Required task 1: Reproduce the entire blog post about Madeline Weinrib's rugs and textiles word for word.

##### Document passage #####

Tuesday, January 26, 2010

Meet Designer Madeline Weinrib and View Her Glorious New Hand-Woven Rugs and Luscious New Textiles

A First Look at Madeline Weinrib’s Design Process—and Her New Rug and Textile Designs

Madeline Weinrib’s Folkloric and Traditionally-inspired Patterns Seduce with Their Modern, Fresh Style

I’ve always admired the bold, graphic, hand-woven cotton rugs and hand-crafted wool rugs designed by Madeline Weinrib (top designers love her designs).

Just last December, I had the great good fortune to meet Madeline (Madi, to friends) in Jaipur, India. (I detailed this trip in ‘My Passage to India’ series. Please check THE STYLE SALONISTE archive.)

Madeline, who is based in New York at ABC Carpet & Home (she sells her products around the country) was in Jaipur to go to traditional Indian workshops where she is developing new organic block-print textiles, as well as new concepts and colors for her famous rugs.

Follow me to get an insider view of her design process and then to see her newest designs, available this Spring.

##### Dataset rows #####

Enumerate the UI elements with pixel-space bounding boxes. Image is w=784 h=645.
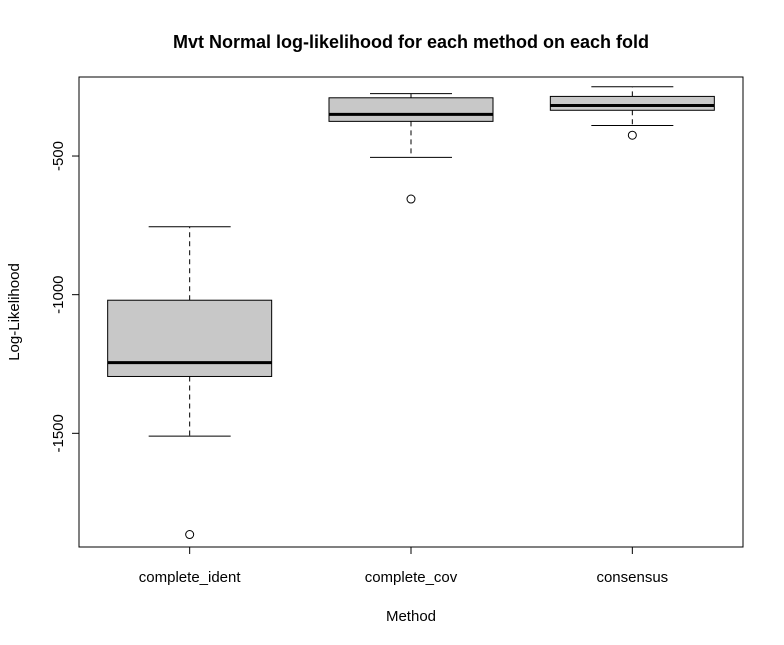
y-tick-label: -1500 [50,414,67,452]
x-tick-label: complete_cov [365,569,458,586]
box-iqr [328,97,494,122]
box-group [107,226,273,540]
y-tick-label: -500 [50,141,67,171]
box-series [107,86,715,540]
box-group [549,86,715,140]
x-axis-label: Method [386,608,436,625]
y-axis-label: Log-Likelihood [6,263,23,361]
box-iqr [107,299,273,377]
y-tick-label: -1000 [50,275,67,313]
chart-title: Mvt Normal log-likelihood for each metho… [173,32,649,52]
x-tick-label: complete_ident [139,569,242,586]
y-axis: -500 -1000 -1500 [50,141,80,453]
box-group [328,93,494,204]
outlier-point [185,530,195,540]
box-iqr [549,95,715,111]
x-tick-label: consensus [596,569,668,586]
x-axis: complete_ident complete_cov consensus [139,546,668,586]
outlier-point [627,130,637,140]
outlier-point [406,194,416,204]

#####

Required task 2: Return the rows from the line holding "y-tick-label: -1500 [50,414,67,452]" through the last row, inclusive, as a JSON list of strings with one string per line and no blank lines.

Exercise response 1:
Tuesday, January 26, 2010

Meet Designer Madeline Weinrib and View Her Glorious New Hand-Woven Rugs and Luscious New Textiles

A First Look at Madeline Weinrib’s Design Process—and Her New Rug and Textile Designs

Madeline Weinrib’s Folkloric and Traditionally-inspired Patterns Seduce with Their Modern, Fresh Style

I’ve always admired the bold, graphic, hand-woven cotton rugs and hand-crafted wool rugs designed by Madeline Weinrib (top designers love her designs).

Just last December, I had the great good fortune to meet Madeline (Madi, to friends) in Jaipur, India. (I detailed this trip in ‘My Passage to India’ series. Please check THE STYLE SALONISTE archive.)

Madeline, who is based in New York at ABC Carpet & Home (she sells her products around the country) was in Jaipur to go to traditional Indian workshops where she is developing new organic block-print textiles, as well as new concepts and colors for her famous rugs.

Follow me to get an insider view of her design process and then to see her newest designs, available this Spring.

Exercise response 2:
[
  "y-tick-label: -1500 [50,414,67,452]",
  "x-tick-label: complete_cov [365,569,458,586]",
  "box-iqr [328,97,494,122]",
  "box-group [107,226,273,540]",
  "y-tick-label: -500 [50,141,67,171]",
  "box-series [107,86,715,540]",
  "box-group [549,86,715,140]",
  "x-axis-label: Method [386,608,436,625]",
  "y-axis-label: Log-Likelihood [6,263,23,361]",
  "box-iqr [107,299,273,377]",
  "y-tick-label: -1000 [50,275,67,313]",
  "chart-title: Mvt Normal log-likelihood for each metho… [173,32,649,52]",
  "x-tick-label: complete_ident [139,569,242,586]",
  "y-axis: -500 -1000 -1500 [50,141,80,453]",
  "box-group [328,93,494,204]",
  "outlier-point [185,530,195,540]",
  "box-iqr [549,95,715,111]",
  "x-tick-label: consensus [596,569,668,586]",
  "x-axis: complete_ident complete_cov consensus [139,546,668,586]",
  "outlier-point [627,130,637,140]",
  "outlier-point [406,194,416,204]"
]